■ What the task asks
Copy each line below in which the word "субсидий" occurs.

---- Exercise data

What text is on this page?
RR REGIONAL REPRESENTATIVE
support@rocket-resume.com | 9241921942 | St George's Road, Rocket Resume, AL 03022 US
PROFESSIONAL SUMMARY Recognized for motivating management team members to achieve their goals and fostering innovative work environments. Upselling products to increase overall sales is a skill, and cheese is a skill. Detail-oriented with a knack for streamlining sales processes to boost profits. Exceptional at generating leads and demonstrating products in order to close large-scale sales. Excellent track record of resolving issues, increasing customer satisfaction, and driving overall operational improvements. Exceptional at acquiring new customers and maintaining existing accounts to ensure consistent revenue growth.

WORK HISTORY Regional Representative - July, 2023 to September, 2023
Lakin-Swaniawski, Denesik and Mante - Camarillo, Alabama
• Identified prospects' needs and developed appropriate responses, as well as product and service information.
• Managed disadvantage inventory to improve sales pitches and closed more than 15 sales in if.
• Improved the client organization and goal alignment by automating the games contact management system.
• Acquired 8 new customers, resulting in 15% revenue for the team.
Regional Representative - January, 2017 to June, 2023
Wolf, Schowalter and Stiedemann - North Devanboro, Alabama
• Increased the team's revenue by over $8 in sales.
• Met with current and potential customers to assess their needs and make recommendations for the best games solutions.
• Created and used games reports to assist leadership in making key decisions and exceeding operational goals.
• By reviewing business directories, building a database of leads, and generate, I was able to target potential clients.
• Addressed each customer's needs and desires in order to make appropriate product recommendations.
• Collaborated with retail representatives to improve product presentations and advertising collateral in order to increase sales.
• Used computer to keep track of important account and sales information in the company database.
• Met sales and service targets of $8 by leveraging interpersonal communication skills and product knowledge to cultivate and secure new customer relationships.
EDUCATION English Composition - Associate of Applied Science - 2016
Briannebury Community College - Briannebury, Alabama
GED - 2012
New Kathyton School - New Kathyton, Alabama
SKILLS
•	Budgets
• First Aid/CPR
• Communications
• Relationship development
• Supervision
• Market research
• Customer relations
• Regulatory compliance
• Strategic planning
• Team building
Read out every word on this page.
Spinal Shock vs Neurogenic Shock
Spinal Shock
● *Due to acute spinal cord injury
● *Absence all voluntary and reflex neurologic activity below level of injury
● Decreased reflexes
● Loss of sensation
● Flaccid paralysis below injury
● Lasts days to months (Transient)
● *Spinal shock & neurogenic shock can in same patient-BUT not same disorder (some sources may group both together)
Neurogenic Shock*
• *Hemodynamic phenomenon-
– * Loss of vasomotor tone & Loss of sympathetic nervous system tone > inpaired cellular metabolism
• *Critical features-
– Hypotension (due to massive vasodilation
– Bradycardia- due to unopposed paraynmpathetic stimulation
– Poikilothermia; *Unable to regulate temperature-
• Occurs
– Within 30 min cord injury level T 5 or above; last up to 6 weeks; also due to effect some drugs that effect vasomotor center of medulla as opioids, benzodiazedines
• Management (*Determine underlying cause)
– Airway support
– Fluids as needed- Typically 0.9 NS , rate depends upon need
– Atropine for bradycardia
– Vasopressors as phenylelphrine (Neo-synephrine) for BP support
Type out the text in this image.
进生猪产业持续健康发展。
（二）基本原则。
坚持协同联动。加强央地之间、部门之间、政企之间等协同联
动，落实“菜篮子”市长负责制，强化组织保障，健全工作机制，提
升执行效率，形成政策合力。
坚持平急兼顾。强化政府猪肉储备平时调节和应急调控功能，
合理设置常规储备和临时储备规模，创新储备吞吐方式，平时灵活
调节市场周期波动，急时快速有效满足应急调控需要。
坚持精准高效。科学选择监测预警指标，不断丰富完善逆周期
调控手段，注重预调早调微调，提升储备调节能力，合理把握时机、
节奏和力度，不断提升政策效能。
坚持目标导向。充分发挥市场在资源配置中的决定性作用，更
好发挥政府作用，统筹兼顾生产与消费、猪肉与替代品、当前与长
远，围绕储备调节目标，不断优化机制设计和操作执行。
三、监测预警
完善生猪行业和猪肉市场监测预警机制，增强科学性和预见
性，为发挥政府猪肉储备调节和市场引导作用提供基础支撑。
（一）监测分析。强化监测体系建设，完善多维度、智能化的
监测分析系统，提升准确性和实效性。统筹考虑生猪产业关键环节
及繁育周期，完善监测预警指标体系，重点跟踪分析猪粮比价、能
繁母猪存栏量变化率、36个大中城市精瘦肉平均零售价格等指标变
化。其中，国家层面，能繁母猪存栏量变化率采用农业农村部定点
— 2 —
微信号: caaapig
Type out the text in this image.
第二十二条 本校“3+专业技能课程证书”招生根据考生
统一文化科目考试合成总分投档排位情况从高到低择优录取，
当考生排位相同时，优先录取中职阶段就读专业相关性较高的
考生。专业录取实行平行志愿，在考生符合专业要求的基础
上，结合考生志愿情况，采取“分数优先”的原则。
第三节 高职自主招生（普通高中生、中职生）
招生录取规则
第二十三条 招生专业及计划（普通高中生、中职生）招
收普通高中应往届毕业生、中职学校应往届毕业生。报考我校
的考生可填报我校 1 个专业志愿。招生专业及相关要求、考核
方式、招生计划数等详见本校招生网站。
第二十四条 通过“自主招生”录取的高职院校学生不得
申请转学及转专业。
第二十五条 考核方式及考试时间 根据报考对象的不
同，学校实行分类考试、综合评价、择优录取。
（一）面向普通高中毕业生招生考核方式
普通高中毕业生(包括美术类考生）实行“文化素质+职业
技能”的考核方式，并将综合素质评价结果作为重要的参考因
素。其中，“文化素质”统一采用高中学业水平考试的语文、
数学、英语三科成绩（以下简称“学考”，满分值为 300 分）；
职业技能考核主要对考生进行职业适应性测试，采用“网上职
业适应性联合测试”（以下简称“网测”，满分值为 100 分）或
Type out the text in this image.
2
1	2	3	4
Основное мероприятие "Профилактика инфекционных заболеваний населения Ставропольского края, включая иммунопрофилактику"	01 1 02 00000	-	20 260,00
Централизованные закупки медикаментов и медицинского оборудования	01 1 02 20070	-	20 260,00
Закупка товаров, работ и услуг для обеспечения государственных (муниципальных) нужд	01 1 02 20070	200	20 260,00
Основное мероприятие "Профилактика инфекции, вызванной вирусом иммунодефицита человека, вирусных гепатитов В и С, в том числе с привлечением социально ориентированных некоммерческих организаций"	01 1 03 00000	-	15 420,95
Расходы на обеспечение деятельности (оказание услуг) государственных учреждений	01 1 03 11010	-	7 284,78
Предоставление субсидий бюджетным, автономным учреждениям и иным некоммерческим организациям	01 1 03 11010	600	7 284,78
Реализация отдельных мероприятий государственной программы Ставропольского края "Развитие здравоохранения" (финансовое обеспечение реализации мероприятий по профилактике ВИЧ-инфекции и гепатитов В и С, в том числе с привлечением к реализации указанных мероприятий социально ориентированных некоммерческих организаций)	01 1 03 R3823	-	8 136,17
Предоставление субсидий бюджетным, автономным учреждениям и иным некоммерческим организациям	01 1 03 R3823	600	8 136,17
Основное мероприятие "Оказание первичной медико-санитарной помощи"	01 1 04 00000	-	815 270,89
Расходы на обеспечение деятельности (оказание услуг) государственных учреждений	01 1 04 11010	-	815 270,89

--------

■ Reply
Предоставление субсидий бюджетным, автономным учреждениям и иным некоммерческим организациям	01 1 03 11010	600	7 284,78
Предоставление субсидий бюджетным, автономным учреждениям и иным некоммерческим организациям	01 1 03 R3823	600	8 136,17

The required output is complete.